GIVEN REQUEST: Collect every line in the records below that contains the word "JSON".

ENTRIES SHOWN:
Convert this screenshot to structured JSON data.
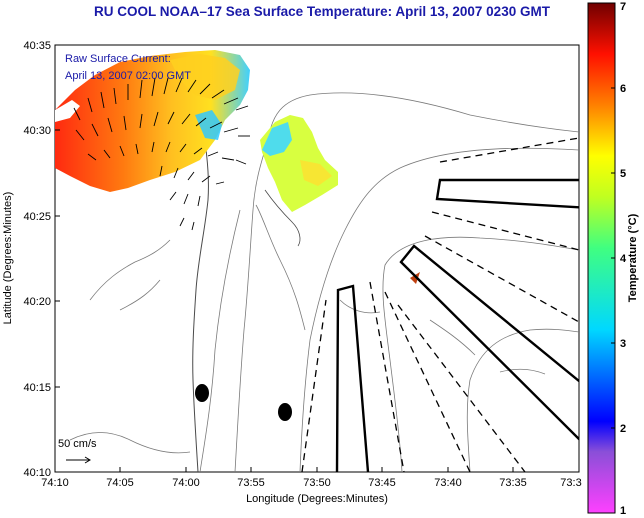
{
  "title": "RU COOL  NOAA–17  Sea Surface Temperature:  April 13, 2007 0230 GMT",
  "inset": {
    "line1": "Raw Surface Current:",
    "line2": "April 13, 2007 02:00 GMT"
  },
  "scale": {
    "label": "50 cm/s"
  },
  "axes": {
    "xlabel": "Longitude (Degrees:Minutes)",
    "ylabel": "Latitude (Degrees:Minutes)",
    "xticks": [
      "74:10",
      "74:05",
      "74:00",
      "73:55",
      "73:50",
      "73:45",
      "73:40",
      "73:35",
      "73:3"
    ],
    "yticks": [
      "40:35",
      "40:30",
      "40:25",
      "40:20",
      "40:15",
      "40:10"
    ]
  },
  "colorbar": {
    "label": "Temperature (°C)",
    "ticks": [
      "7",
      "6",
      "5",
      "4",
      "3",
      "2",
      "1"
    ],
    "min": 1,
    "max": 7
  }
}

* * *

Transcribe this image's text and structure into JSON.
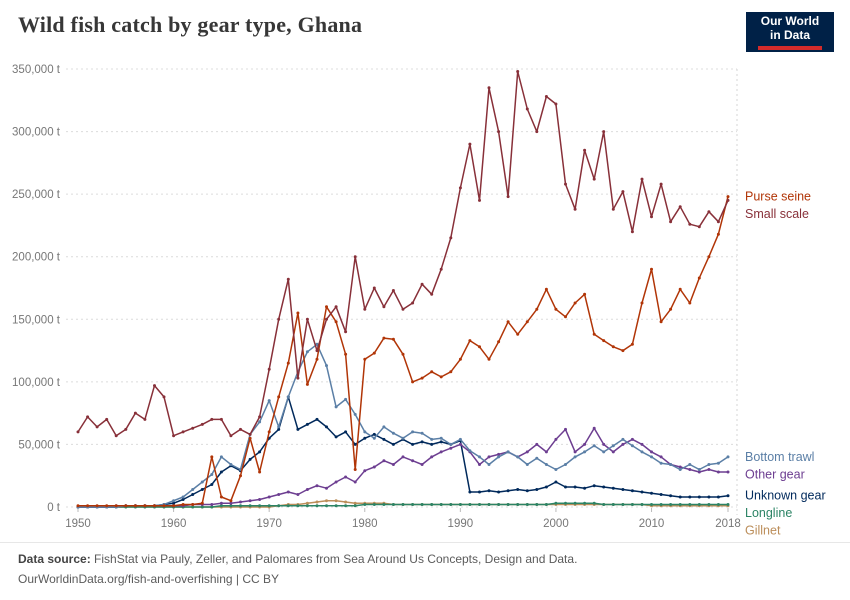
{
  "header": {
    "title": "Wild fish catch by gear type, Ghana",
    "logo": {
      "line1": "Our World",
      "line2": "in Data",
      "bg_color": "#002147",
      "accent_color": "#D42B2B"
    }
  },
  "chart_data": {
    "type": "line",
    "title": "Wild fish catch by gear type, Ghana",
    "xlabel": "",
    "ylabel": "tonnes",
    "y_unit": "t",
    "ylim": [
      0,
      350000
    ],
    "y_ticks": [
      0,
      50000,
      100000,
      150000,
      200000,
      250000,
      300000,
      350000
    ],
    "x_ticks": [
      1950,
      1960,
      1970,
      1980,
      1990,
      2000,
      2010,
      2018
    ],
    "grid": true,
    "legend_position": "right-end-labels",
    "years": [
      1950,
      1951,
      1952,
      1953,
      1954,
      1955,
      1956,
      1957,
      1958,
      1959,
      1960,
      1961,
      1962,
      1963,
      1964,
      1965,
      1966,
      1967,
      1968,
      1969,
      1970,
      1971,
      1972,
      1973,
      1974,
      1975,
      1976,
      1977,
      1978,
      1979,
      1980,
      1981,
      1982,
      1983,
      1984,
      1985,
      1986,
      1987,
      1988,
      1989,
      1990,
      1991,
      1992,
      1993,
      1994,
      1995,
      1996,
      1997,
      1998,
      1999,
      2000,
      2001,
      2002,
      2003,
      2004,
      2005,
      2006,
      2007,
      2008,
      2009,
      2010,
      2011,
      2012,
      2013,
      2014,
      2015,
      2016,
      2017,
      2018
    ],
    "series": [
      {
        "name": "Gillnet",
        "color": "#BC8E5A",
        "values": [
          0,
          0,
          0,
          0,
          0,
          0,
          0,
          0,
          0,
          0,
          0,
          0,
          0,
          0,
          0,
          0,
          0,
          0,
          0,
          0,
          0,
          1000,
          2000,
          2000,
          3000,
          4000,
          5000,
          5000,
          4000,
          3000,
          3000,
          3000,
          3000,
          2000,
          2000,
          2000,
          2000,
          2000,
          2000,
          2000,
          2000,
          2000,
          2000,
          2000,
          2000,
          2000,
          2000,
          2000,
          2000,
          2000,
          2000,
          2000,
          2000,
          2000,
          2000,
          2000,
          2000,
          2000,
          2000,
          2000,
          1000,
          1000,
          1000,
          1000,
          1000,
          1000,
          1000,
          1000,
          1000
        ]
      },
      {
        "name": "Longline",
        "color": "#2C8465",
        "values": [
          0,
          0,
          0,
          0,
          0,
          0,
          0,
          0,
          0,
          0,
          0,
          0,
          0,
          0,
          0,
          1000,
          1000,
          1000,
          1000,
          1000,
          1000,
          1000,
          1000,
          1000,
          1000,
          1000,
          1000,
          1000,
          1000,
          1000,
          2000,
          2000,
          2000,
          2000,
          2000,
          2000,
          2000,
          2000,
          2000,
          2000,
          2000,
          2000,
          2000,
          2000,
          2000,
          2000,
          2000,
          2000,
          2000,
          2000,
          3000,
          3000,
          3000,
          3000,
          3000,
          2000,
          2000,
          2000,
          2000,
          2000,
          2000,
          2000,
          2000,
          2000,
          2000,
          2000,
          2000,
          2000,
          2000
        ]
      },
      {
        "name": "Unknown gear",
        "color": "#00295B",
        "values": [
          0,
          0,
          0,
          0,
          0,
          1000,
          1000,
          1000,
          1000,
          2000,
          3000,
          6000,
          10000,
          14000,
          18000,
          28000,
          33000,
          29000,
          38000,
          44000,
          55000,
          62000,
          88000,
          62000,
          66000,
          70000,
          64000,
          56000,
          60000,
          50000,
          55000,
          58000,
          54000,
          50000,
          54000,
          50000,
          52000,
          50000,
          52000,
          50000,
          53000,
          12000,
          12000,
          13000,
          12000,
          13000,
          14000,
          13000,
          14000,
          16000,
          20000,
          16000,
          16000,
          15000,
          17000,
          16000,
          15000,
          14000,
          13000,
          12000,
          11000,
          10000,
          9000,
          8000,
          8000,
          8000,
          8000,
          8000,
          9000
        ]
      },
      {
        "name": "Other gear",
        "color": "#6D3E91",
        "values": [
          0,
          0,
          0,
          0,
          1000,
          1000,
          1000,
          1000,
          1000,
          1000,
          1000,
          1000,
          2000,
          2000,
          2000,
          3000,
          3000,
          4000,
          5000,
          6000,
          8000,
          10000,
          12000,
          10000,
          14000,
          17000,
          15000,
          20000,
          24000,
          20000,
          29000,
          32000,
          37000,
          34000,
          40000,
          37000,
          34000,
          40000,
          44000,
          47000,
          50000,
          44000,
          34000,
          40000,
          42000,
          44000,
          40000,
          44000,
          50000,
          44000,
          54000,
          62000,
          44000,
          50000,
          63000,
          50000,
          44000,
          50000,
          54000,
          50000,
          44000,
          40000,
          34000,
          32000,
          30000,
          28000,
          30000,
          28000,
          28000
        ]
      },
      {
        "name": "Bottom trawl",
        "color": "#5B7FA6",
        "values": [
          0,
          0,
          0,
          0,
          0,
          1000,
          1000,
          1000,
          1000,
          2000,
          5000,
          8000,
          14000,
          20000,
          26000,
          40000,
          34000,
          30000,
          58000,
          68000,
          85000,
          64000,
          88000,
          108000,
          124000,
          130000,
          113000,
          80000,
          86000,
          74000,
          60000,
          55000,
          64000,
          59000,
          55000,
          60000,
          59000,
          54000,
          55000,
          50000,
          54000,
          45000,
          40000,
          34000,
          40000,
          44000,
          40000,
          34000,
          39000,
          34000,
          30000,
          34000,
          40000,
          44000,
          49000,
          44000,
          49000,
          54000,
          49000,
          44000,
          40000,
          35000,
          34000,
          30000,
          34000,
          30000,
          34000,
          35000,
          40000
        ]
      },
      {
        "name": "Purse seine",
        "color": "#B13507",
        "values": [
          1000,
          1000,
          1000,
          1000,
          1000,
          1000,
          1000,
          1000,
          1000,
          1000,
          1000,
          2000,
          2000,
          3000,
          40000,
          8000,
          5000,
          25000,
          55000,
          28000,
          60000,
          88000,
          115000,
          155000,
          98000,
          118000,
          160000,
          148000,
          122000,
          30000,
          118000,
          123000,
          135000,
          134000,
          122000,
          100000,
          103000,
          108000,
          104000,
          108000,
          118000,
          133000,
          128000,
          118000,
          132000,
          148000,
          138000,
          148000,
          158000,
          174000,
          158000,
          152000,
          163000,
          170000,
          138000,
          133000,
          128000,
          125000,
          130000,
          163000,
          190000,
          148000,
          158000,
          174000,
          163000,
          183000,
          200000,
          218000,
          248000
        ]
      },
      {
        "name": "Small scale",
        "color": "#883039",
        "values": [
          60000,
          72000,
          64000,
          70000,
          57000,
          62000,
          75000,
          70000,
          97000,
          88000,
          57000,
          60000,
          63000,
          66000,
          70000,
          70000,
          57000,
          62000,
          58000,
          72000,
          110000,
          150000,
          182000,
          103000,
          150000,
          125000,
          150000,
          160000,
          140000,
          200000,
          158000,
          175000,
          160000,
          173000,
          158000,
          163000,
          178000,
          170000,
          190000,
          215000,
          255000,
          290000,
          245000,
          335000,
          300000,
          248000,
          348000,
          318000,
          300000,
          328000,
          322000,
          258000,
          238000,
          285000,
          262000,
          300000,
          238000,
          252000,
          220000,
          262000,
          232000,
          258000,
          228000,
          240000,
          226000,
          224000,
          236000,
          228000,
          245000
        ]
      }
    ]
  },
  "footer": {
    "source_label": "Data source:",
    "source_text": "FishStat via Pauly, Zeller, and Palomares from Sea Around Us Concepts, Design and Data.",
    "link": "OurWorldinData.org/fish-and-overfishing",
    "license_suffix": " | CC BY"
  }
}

ANSWER FOR THIS EXERCISE:
Convert this screenshot to structured JSON data.
Transcribe this image's text and structure into JSON.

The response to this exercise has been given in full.